**Exercise objective:** Pick out the lines in the listing below that contain the word "heading" and copy them.

**Entries shown:**
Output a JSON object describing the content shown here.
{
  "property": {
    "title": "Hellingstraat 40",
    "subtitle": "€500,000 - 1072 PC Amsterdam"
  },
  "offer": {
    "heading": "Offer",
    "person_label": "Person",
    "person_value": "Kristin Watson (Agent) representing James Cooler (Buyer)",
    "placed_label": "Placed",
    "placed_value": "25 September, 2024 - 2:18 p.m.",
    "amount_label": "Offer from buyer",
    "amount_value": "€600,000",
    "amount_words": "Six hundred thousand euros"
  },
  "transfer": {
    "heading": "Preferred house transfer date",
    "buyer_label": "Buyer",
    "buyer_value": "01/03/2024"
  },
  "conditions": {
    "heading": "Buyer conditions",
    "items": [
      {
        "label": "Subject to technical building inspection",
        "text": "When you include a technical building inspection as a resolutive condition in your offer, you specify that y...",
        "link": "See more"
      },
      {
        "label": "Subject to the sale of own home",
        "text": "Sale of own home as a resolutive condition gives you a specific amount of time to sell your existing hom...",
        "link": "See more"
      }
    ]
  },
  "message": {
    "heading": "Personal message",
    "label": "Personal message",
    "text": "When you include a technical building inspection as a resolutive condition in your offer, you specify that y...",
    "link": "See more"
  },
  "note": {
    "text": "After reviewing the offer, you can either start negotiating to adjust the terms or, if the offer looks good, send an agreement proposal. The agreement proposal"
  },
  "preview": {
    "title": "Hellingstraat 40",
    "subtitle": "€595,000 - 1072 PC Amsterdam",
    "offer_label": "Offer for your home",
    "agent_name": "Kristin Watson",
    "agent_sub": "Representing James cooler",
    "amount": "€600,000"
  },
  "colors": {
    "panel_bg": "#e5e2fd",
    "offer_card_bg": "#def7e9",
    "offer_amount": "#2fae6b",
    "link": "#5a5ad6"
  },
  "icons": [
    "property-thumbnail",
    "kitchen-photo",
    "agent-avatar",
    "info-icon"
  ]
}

**Completed task:**
    "heading": "Offer",
    "heading": "Preferred house transfer date",
    "heading": "Buyer conditions",
    "heading": "Personal message",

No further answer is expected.